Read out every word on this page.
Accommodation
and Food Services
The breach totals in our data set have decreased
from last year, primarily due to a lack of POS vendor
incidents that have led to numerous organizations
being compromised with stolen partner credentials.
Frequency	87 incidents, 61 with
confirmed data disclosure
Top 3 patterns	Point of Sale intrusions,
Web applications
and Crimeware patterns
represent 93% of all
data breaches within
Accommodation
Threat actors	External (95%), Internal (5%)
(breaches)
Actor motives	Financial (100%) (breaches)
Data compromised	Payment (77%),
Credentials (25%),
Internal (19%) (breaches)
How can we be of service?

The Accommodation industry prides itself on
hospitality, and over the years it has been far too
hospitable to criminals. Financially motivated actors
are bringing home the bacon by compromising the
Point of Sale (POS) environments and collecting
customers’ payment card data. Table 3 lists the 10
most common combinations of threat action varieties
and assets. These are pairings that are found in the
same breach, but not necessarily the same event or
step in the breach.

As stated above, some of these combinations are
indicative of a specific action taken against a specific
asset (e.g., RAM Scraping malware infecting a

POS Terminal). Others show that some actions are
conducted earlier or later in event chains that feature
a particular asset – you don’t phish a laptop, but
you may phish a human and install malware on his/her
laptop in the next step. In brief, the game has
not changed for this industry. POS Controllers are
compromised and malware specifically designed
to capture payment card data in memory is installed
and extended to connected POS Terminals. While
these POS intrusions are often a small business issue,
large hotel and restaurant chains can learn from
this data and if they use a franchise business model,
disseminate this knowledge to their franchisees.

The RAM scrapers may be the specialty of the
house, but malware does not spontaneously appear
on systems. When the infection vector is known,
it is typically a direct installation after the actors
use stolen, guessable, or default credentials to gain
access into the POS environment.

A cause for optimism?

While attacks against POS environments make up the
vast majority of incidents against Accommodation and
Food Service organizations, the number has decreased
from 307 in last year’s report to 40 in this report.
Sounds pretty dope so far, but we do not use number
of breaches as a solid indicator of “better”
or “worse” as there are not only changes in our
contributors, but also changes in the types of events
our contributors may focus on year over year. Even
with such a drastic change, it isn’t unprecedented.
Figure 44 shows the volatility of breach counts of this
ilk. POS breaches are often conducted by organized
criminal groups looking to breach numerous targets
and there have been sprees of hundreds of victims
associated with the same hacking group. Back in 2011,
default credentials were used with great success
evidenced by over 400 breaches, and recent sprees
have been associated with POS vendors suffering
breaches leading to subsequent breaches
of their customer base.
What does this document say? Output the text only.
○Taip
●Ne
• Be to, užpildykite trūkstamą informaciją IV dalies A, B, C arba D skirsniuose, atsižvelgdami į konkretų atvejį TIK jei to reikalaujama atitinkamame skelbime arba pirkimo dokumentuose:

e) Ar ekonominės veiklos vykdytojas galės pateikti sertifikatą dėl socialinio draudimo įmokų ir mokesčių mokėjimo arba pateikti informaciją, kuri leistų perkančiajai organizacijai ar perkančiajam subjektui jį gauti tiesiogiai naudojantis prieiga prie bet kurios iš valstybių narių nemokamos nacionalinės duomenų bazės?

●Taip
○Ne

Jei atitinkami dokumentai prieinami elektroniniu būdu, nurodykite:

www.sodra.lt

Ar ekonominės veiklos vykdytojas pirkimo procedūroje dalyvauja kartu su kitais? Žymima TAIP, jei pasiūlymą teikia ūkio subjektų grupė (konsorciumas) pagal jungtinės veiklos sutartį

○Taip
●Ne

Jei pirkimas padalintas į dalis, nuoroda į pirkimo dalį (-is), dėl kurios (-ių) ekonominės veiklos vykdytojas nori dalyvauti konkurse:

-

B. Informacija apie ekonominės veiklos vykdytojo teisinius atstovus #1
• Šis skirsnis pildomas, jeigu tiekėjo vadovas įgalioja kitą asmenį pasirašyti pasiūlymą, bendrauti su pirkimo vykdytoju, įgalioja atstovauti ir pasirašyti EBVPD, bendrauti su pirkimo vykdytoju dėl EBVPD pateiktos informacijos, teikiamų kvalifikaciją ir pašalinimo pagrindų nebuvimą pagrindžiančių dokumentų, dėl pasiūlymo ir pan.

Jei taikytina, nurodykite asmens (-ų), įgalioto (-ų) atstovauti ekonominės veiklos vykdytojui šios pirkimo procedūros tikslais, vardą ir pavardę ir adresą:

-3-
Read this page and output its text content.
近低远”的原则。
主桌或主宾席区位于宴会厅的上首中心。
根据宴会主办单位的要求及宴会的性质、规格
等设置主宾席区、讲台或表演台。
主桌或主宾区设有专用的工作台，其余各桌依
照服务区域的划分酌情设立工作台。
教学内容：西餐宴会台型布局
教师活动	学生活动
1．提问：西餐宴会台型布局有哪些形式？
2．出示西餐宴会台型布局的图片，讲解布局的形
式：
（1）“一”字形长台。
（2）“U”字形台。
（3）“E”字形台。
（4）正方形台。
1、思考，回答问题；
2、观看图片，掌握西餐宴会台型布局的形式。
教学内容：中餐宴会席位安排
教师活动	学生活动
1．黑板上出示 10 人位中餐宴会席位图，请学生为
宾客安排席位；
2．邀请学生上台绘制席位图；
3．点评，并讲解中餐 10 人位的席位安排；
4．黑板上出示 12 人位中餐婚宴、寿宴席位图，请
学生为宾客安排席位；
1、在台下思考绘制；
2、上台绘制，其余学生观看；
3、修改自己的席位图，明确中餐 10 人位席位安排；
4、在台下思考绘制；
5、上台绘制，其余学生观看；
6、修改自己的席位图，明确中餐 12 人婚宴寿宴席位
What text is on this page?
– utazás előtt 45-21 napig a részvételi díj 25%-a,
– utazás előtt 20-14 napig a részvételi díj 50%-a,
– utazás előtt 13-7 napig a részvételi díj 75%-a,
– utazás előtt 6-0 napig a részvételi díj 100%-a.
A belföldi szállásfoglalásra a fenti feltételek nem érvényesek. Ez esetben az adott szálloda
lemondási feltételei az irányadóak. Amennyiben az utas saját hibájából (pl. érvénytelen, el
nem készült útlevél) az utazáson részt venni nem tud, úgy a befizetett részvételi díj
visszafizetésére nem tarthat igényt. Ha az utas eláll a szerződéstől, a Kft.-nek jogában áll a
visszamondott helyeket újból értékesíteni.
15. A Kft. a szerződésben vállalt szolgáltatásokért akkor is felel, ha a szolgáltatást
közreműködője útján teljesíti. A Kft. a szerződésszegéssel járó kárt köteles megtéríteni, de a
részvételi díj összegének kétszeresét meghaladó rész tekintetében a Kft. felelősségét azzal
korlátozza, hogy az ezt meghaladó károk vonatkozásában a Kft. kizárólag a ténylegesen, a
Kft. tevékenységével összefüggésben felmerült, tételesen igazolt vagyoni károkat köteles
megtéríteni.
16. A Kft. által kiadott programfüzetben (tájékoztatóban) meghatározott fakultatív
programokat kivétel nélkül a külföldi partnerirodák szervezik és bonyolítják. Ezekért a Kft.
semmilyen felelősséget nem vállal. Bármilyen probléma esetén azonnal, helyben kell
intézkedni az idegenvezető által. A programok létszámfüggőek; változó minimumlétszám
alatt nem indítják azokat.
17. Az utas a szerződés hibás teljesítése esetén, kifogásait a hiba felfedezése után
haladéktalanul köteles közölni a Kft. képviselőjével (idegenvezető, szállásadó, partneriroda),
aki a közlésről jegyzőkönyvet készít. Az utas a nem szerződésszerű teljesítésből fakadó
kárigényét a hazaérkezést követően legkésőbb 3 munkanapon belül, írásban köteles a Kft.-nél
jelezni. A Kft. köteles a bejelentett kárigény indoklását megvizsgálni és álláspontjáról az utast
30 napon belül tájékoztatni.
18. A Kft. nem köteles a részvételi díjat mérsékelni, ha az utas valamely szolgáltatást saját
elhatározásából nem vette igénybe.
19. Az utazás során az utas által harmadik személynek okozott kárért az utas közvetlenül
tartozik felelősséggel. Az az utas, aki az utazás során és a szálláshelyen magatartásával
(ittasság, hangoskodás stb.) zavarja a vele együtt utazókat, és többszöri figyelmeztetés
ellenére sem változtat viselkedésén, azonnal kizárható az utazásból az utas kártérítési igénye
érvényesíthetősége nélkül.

━━━━━━━━━━━━━━━━━━━━━━━━━━━━━━

EXERCISE INSTRUCTIONS:
Within the entries above, report how many lines include "meghaladó", and keep the answer to the number.

ANSWER TO THIS EXERCISE:
2